Figure content listings
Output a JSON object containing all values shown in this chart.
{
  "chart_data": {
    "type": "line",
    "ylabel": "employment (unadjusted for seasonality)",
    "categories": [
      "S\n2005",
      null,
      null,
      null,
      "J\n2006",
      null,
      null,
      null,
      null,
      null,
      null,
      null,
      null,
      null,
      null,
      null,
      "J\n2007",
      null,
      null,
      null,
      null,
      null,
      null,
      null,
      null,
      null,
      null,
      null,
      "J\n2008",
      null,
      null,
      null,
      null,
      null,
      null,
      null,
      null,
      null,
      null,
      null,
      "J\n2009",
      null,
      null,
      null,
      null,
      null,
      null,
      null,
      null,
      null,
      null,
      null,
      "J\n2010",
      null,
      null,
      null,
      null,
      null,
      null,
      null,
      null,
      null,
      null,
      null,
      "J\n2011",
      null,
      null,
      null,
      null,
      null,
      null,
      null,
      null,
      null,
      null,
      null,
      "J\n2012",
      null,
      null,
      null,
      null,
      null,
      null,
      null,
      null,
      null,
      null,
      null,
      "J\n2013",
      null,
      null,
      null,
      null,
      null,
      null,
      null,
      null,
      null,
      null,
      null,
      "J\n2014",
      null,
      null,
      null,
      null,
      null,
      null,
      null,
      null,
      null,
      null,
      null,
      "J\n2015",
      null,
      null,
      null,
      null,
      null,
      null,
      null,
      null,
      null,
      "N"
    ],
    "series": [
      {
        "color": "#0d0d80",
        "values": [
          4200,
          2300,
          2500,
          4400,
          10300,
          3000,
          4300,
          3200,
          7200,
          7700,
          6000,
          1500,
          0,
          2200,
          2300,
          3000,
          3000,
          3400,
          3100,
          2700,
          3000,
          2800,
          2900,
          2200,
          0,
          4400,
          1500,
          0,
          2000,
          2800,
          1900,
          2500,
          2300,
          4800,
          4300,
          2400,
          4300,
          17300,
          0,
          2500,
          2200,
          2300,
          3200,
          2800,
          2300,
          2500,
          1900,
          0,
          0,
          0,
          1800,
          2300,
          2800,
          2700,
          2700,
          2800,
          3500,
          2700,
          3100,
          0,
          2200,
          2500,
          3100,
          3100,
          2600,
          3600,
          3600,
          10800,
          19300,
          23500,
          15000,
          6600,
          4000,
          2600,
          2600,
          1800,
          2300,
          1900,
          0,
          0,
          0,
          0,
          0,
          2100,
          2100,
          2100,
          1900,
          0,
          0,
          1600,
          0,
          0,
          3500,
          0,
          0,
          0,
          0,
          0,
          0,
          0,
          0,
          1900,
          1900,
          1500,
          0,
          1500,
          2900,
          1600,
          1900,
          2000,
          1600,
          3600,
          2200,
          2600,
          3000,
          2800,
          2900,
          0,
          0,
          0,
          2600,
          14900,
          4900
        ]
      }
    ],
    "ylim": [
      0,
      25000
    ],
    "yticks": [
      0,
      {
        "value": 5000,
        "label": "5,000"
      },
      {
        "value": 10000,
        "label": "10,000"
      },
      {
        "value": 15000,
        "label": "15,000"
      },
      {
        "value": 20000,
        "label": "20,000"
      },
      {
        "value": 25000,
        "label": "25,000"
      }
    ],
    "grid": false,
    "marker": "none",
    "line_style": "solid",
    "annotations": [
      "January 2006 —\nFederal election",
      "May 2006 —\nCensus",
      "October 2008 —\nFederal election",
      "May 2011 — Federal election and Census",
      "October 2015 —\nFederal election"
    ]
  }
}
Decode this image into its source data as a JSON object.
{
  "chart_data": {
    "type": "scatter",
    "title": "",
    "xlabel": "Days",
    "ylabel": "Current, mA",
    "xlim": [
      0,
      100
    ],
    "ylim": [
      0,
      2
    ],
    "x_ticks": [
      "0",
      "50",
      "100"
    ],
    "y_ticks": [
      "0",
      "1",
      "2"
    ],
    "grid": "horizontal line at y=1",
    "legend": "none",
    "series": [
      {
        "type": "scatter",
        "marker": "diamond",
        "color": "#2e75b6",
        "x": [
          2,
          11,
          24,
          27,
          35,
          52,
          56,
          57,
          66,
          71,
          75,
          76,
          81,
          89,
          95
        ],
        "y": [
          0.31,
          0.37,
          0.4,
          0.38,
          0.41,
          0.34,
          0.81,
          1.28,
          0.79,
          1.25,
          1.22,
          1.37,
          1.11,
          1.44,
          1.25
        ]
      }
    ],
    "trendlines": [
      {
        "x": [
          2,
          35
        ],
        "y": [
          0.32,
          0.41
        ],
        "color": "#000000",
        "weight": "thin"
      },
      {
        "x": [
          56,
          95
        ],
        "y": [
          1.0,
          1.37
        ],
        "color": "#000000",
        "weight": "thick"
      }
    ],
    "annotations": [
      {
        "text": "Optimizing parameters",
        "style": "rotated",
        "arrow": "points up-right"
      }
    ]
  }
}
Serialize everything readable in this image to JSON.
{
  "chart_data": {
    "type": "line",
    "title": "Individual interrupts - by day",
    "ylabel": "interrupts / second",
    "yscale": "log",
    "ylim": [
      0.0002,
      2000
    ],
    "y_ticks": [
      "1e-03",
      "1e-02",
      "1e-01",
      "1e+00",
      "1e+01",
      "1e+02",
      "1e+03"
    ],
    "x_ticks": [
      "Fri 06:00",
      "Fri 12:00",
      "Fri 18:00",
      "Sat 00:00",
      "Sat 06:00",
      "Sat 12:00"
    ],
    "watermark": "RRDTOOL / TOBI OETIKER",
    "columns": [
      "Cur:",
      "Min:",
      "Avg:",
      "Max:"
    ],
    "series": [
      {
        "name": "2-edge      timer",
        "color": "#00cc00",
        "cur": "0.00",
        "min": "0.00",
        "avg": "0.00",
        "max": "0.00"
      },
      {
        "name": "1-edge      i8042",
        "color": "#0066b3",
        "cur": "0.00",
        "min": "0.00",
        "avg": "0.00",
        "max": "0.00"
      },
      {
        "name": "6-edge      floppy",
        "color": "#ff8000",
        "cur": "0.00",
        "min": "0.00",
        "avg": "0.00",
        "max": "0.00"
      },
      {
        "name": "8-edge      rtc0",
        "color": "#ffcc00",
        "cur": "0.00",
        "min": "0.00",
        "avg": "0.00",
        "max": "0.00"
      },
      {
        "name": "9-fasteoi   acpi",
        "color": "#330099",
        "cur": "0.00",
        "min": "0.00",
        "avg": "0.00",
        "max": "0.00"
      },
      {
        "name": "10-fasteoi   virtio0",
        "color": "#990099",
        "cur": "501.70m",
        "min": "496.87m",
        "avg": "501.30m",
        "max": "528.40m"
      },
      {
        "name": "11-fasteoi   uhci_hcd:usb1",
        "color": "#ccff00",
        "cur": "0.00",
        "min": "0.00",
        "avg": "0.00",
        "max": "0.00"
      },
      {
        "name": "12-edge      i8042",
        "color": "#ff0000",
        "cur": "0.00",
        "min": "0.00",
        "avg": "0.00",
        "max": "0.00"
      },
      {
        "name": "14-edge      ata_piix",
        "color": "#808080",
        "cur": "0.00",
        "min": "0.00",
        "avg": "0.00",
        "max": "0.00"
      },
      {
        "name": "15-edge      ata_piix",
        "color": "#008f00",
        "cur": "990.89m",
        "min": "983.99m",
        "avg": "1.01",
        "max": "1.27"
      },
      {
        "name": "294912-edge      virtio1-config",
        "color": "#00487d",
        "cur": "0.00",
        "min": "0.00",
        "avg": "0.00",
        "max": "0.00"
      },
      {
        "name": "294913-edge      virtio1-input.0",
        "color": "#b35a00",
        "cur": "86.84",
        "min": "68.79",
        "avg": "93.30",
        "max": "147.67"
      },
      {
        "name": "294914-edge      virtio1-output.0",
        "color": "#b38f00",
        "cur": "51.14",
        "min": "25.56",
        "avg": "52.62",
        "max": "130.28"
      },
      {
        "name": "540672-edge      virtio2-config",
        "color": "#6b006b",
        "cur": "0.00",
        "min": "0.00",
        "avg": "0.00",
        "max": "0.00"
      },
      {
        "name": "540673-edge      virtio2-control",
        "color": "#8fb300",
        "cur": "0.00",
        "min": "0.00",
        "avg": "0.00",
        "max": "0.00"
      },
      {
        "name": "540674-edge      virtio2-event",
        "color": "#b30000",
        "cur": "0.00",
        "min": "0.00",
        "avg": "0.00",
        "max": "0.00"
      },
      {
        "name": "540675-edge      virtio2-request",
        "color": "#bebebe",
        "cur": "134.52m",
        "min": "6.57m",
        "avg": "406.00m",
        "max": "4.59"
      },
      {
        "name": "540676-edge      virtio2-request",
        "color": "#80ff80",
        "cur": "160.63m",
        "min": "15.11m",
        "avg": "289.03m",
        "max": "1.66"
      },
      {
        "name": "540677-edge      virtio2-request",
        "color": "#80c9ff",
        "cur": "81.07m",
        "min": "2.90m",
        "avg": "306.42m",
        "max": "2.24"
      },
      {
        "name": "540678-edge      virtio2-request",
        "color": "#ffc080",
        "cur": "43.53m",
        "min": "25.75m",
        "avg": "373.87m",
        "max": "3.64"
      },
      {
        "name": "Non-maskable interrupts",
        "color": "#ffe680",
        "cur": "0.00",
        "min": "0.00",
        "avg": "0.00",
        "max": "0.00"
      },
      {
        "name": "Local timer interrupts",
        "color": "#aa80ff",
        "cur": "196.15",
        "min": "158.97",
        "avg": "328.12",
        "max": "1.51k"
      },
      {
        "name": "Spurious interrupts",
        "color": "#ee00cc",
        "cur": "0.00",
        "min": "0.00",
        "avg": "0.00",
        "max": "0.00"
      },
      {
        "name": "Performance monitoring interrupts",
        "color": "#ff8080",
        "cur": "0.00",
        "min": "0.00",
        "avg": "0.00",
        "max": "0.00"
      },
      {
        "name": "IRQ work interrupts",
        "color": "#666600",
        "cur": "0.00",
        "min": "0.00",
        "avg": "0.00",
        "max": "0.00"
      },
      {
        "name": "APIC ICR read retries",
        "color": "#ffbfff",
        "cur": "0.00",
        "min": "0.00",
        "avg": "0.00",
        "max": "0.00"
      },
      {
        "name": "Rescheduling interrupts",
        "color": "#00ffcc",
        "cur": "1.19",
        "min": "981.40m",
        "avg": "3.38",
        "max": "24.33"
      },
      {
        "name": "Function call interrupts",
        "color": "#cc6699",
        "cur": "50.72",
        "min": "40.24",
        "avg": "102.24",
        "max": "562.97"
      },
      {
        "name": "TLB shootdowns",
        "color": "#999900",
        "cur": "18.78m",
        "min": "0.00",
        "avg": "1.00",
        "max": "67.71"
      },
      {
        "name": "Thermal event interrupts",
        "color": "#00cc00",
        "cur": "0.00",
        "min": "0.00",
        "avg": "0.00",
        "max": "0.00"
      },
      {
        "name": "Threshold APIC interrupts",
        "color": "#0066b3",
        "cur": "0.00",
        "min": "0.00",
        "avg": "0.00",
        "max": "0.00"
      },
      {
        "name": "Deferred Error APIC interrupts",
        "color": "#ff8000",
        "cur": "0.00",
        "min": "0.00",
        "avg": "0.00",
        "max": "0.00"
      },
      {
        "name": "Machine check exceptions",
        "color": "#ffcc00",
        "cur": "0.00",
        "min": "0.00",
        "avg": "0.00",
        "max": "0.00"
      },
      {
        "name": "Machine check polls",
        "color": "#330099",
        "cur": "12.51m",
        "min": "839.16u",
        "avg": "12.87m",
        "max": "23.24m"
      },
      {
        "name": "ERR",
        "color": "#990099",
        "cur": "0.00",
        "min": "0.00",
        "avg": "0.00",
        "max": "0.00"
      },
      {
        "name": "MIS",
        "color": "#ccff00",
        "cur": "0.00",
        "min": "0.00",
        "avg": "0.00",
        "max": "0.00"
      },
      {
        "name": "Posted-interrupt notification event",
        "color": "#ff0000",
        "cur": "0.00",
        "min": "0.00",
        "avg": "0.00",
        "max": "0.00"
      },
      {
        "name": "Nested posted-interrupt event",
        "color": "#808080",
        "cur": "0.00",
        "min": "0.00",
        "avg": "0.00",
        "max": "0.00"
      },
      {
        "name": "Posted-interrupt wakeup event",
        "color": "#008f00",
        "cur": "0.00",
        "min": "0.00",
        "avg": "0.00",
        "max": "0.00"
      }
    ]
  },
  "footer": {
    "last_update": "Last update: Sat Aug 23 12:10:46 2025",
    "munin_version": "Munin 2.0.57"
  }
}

Task details:
Search the entries for "JSON" and copy out each line that has it.

Response to this task:
Output a JSON object containing all values shown in this chart.
Decode this image into its source data as a JSON object.
Serialize everything readable in this image to JSON.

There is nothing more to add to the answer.